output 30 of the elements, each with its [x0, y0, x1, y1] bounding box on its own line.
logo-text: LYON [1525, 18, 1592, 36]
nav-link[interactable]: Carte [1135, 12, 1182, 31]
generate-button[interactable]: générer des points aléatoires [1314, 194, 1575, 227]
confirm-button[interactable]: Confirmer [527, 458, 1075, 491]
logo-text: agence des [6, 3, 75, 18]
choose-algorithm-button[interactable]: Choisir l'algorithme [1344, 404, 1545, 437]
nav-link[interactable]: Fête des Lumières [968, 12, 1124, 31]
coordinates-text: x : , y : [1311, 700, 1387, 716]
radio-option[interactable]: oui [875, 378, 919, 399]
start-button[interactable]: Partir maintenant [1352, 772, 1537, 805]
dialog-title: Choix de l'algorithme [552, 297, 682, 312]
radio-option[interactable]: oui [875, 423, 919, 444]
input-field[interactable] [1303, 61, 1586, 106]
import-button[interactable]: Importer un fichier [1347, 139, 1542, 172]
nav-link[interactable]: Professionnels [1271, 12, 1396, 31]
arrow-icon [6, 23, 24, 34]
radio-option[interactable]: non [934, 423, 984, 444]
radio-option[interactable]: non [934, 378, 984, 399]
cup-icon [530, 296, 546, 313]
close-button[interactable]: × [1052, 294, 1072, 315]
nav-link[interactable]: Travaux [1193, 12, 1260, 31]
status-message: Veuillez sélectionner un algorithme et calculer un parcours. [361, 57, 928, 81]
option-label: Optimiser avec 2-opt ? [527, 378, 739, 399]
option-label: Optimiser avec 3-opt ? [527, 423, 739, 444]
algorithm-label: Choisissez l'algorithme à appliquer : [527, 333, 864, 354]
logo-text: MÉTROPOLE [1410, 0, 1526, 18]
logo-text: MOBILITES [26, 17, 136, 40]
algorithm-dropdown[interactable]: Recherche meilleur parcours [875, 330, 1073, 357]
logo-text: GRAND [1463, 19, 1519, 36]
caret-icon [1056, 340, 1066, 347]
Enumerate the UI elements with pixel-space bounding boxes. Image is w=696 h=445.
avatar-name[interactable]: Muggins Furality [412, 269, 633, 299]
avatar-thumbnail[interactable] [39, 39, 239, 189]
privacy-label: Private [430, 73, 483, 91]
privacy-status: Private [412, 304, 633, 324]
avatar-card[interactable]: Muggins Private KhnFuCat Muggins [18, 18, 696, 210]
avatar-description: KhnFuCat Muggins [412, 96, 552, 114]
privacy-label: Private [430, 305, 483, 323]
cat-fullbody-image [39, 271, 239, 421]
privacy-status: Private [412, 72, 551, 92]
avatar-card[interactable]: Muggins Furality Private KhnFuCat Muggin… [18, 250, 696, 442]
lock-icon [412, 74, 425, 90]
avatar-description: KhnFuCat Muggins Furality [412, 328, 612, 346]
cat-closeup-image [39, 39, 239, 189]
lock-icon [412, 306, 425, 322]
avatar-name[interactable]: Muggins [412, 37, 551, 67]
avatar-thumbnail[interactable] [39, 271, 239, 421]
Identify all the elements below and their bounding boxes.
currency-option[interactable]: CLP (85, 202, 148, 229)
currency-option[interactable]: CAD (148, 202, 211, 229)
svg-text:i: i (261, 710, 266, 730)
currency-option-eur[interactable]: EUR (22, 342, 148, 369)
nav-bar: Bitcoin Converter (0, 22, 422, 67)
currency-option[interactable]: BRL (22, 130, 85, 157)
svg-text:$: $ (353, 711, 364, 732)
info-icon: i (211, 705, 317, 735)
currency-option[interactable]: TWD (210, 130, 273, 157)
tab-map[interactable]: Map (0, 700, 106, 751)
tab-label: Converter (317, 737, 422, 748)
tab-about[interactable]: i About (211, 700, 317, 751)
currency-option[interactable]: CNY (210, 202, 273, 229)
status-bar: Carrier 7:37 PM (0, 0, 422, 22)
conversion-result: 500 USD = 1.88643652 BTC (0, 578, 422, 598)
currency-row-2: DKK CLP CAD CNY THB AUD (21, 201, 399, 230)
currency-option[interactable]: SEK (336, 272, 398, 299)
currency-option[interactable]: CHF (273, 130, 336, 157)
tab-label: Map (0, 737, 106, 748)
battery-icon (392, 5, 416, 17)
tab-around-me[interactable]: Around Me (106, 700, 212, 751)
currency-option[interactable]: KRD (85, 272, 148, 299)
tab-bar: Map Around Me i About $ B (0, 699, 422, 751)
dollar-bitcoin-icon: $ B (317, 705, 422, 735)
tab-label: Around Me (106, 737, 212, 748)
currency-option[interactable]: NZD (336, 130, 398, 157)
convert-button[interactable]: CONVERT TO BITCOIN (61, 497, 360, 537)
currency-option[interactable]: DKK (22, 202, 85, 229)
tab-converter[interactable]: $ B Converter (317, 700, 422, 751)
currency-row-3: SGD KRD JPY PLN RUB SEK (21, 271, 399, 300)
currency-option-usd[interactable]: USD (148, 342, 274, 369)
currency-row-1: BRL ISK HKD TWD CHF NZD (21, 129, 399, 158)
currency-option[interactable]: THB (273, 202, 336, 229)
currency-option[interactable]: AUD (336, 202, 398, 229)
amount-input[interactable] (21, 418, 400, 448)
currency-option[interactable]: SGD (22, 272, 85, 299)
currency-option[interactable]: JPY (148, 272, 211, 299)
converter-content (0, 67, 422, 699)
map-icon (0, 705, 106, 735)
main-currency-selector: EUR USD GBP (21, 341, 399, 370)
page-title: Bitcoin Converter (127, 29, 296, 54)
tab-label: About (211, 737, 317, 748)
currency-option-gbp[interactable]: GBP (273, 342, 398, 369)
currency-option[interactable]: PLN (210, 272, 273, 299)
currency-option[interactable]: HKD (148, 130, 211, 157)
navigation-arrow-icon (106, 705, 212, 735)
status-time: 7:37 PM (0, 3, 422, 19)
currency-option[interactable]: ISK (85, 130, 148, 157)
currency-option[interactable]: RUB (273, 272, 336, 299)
####
» Stated problem
Update all the records above by replacing "radio-option" with "radio-button" wherever it occurs, and give them again with everything else unchanged.

» Written response
output 30 of the elements, each with its [x0, y0, x1, y1] bounding box on its own line.
logo-text: LYON [1525, 18, 1592, 36]
nav-link[interactable]: Carte [1135, 12, 1182, 31]
generate-button[interactable]: générer des points aléatoires [1314, 194, 1575, 227]
confirm-button[interactable]: Confirmer [527, 458, 1075, 491]
logo-text: agence des [6, 3, 75, 18]
choose-algorithm-button[interactable]: Choisir l'algorithme [1344, 404, 1545, 437]
nav-link[interactable]: Fête des Lumières [968, 12, 1124, 31]
coordinates-text: x : , y : [1311, 700, 1387, 716]
radio-button[interactable]: oui [875, 378, 919, 399]
start-button[interactable]: Partir maintenant [1352, 772, 1537, 805]
dialog-title: Choix de l'algorithme [552, 297, 682, 312]
radio-button[interactable]: oui [875, 423, 919, 444]
input-field[interactable] [1303, 61, 1586, 106]
import-button[interactable]: Importer un fichier [1347, 139, 1542, 172]
nav-link[interactable]: Professionnels [1271, 12, 1396, 31]
arrow-icon [6, 23, 24, 34]
radio-button[interactable]: non [934, 423, 984, 444]
radio-button[interactable]: non [934, 378, 984, 399]
cup-icon [530, 296, 546, 313]
close-button[interactable]: × [1052, 294, 1072, 315]
nav-link[interactable]: Travaux [1193, 12, 1260, 31]
status-message: Veuillez sélectionner un algorithme et calculer un parcours. [361, 57, 928, 81]
option-label: Optimiser avec 2-opt ? [527, 378, 739, 399]
option-label: Optimiser avec 3-opt ? [527, 423, 739, 444]
algorithm-label: Choisissez l'algorithme à appliquer : [527, 333, 864, 354]
logo-text: MÉTROPOLE [1410, 0, 1526, 18]
logo-text: MOBILITES [26, 17, 136, 40]
algorithm-dropdown[interactable]: Recherche meilleur parcours [875, 330, 1073, 357]
logo-text: GRAND [1463, 19, 1519, 36]
caret-icon [1056, 340, 1066, 347]
Enumerate the UI elements with pixel-space bounding boxes. Image is w=696 h=445.
avatar-name[interactable]: Muggins Furality [412, 269, 633, 299]
avatar-thumbnail[interactable] [39, 39, 239, 189]
privacy-label: Private [430, 73, 483, 91]
privacy-status: Private [412, 304, 633, 324]
avatar-card[interactable]: Muggins Private KhnFuCat Muggins [18, 18, 696, 210]
avatar-description: KhnFuCat Muggins [412, 96, 552, 114]
privacy-label: Private [430, 305, 483, 323]
cat-fullbody-image [39, 271, 239, 421]
privacy-status: Private [412, 72, 551, 92]
avatar-card[interactable]: Muggins Furality Private KhnFuCat Muggin… [18, 250, 696, 442]
lock-icon [412, 74, 425, 90]
avatar-description: KhnFuCat Muggins Furality [412, 328, 612, 346]
cat-closeup-image [39, 39, 239, 189]
lock-icon [412, 306, 425, 322]
avatar-name[interactable]: Muggins [412, 37, 551, 67]
avatar-thumbnail[interactable] [39, 271, 239, 421]
Identify all the elements below and their bounding boxes.
currency-option[interactable]: CLP (85, 202, 148, 229)
currency-option[interactable]: CAD (148, 202, 211, 229)
svg-text:i: i (261, 710, 266, 730)
currency-option-eur[interactable]: EUR (22, 342, 148, 369)
nav-bar: Bitcoin Converter (0, 22, 422, 67)
currency-option[interactable]: BRL (22, 130, 85, 157)
svg-text:$: $ (353, 711, 364, 732)
info-icon: i (211, 705, 317, 735)
currency-option[interactable]: TWD (210, 130, 273, 157)
tab-map[interactable]: Map (0, 700, 106, 751)
tab-label: Converter (317, 737, 422, 748)
tab-about[interactable]: i About (211, 700, 317, 751)
currency-option[interactable]: CNY (210, 202, 273, 229)
status-bar: Carrier 7:37 PM (0, 0, 422, 22)
conversion-result: 500 USD = 1.88643652 BTC (0, 578, 422, 598)
currency-row-2: DKK CLP CAD CNY THB AUD (21, 201, 399, 230)
currency-option[interactable]: SEK (336, 272, 398, 299)
currency-option[interactable]: CHF (273, 130, 336, 157)
tab-label: Map (0, 737, 106, 748)
battery-icon (392, 5, 416, 17)
tab-around-me[interactable]: Around Me (106, 700, 212, 751)
currency-option[interactable]: KRD (85, 272, 148, 299)
tab-bar: Map Around Me i About $ B (0, 699, 422, 751)
dollar-bitcoin-icon: $ B (317, 705, 422, 735)
tab-label: Around Me (106, 737, 212, 748)
currency-option[interactable]: NZD (336, 130, 398, 157)
convert-button[interactable]: CONVERT TO BITCOIN (61, 497, 360, 537)
currency-option[interactable]: DKK (22, 202, 85, 229)
tab-converter[interactable]: $ B Converter (317, 700, 422, 751)
currency-row-3: SGD KRD JPY PLN RUB SEK (21, 271, 399, 300)
currency-option-usd[interactable]: USD (148, 342, 274, 369)
currency-row-1: BRL ISK HKD TWD CHF NZD (21, 129, 399, 158)
currency-option[interactable]: THB (273, 202, 336, 229)
currency-option[interactable]: AUD (336, 202, 398, 229)
amount-input[interactable] (21, 418, 400, 448)
currency-option[interactable]: SGD (22, 272, 85, 299)
currency-option[interactable]: JPY (148, 272, 211, 299)
converter-content (0, 67, 422, 699)
map-icon (0, 705, 106, 735)
main-currency-selector: EUR USD GBP (21, 341, 399, 370)
page-title: Bitcoin Converter (127, 29, 296, 54)
tab-label: About (211, 737, 317, 748)
currency-option-gbp[interactable]: GBP (273, 342, 398, 369)
currency-option[interactable]: PLN (210, 272, 273, 299)
currency-option[interactable]: HKD (148, 130, 211, 157)
navigation-arrow-icon (106, 705, 212, 735)
status-time: 7:37 PM (0, 3, 422, 19)
currency-option[interactable]: ISK (85, 130, 148, 157)
currency-option[interactable]: RUB (273, 272, 336, 299)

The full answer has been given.